● **TASK**:
Images embedded in the records are excluded; print everything else exactly as given.

● **DATASET ENTRIES**:
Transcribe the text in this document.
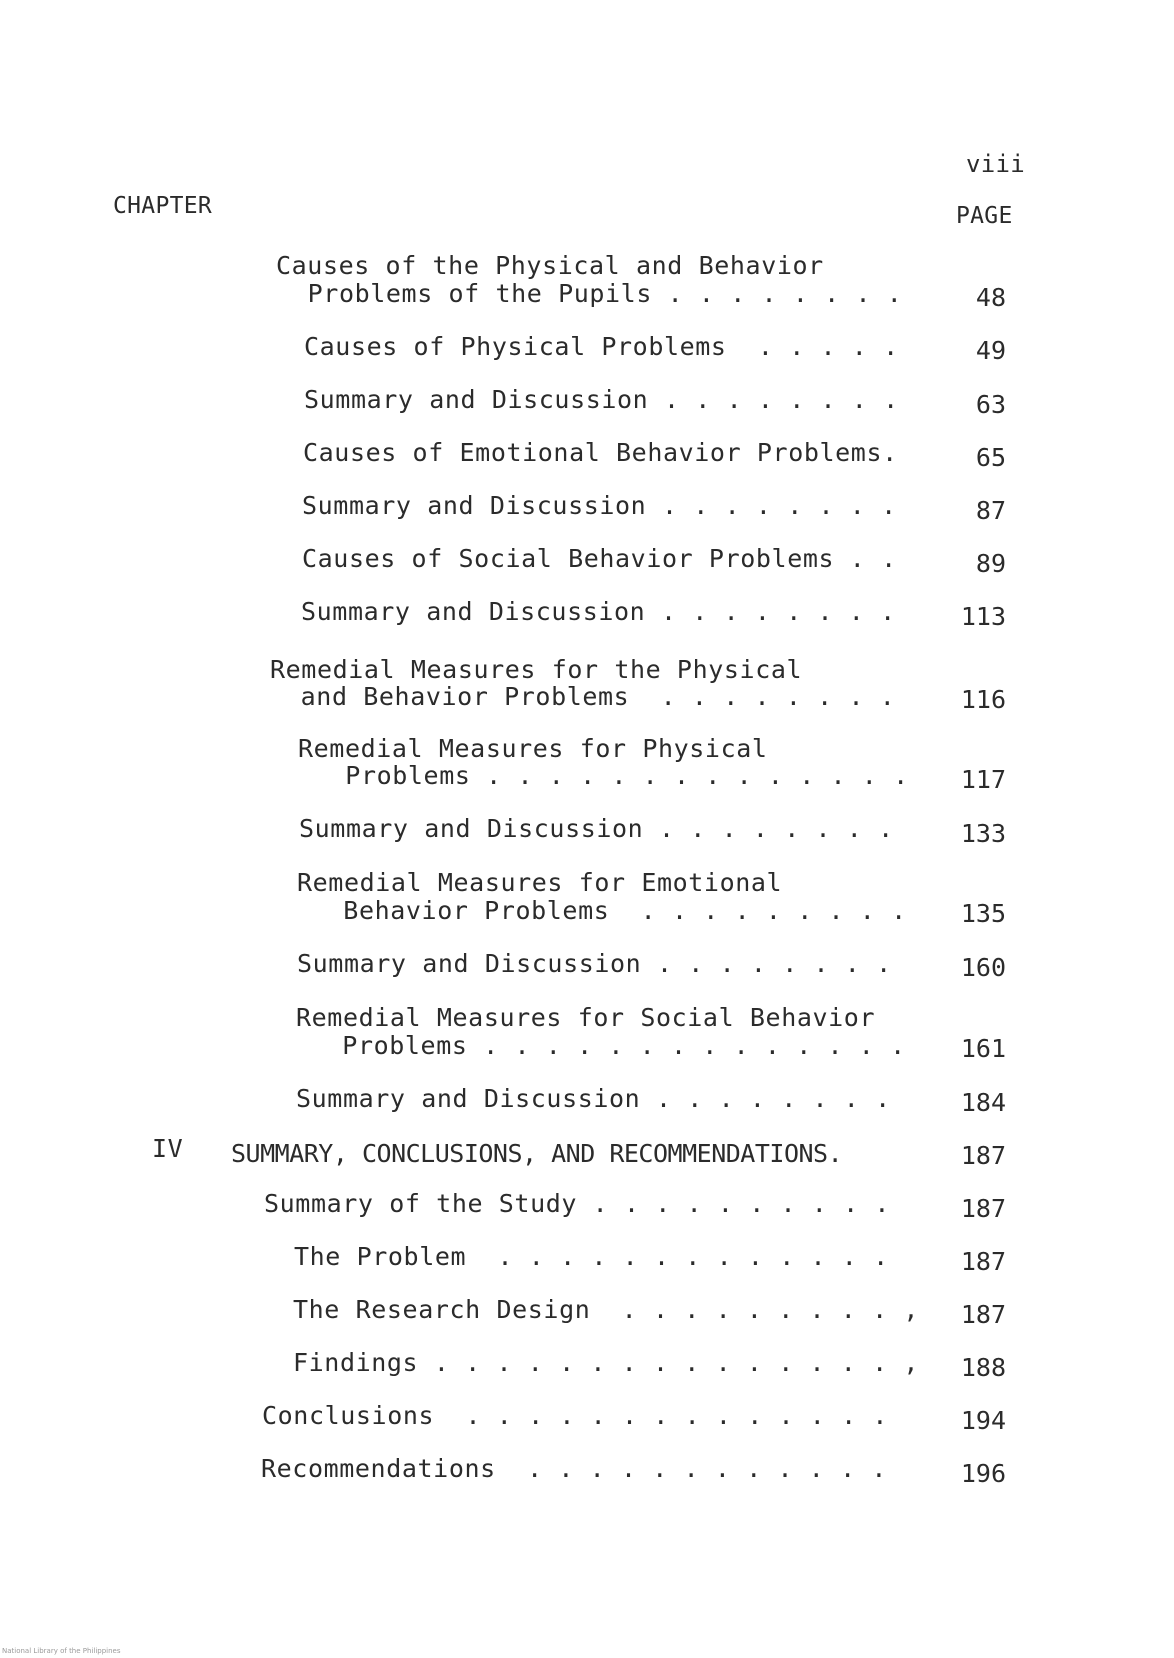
viii
CHAPTER	PAGE
Causes of the Physical and Behavior
Problems of the Pupils . . . . . . . .	48
Causes of Physical Problems  . . . . .	49
Summary and Discussion . . . . . . . .	63
Causes of Emotional Behavior Problems.	65
Summary and Discussion . . . . . . . .	87
Causes of Social Behavior Problems . .	89
Summary and Discussion . . . . . . . .	113
Remedial Measures for the Physical
and Behavior Problems  . . . . . . . .	116
Remedial Measures for Physical
Problems . . . . . . . . . . . . . .	117
Summary and Discussion . . . . . . . .	133
Remedial Measures for Emotional
Behavior Problems  . . . . . . . . .	135
Summary and Discussion . . . . . . . .	160
Remedial Measures for Social Behavior
Problems . . . . . . . . . . . . . .	161
Summary and Discussion . . . . . . . .	184
IV SUMMARY, CONCLUSIONS, AND RECOMMENDATIONS.	187
Summary of the Study . . . . . . . . . .	187
The Problem  . . . . . . . . . . . . .	187
The Research Design  . . . . . . . . . ,	187
Findings . . . . . . . . . . . . . . . ,	188
Conclusions  . . . . . . . . . . . . . .	194
Recommendations  . . . . . . . . . . . .	196
National Library of the Philippines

● **FINAL RESULT**:
Transcribe the text in this document.
viii
CHAPTER	PAGE
Causes of the Physical and Behavior
Problems of the Pupils . . . . . . . .	48
Causes of Physical Problems  . . . . .	49
Summary and Discussion . . . . . . . .	63
Causes of Emotional Behavior Problems.	65
Summary and Discussion . . . . . . . .	87
Causes of Social Behavior Problems . .	89
Summary and Discussion . . . . . . . .	113
Remedial Measures for the Physical
and Behavior Problems  . . . . . . . .	116
Remedial Measures for Physical
Problems . . . . . . . . . . . . . .	117
Summary and Discussion . . . . . . . .	133
Remedial Measures for Emotional
Behavior Problems  . . . . . . . . .	135
Summary and Discussion . . . . . . . .	160
Remedial Measures for Social Behavior
Problems . . . . . . . . . . . . . .	161
Summary and Discussion . . . . . . . .	184
IV SUMMARY, CONCLUSIONS, AND RECOMMENDATIONS.	187
Summary of the Study . . . . . . . . . .	187
The Problem  . . . . . . . . . . . . .	187
The Research Design  . . . . . . . . . ,	187
Findings . . . . . . . . . . . . . . . ,	188
Conclusions  . . . . . . . . . . . . . .	194
Recommendations  . . . . . . . . . . . .	196
National Library of the Philippines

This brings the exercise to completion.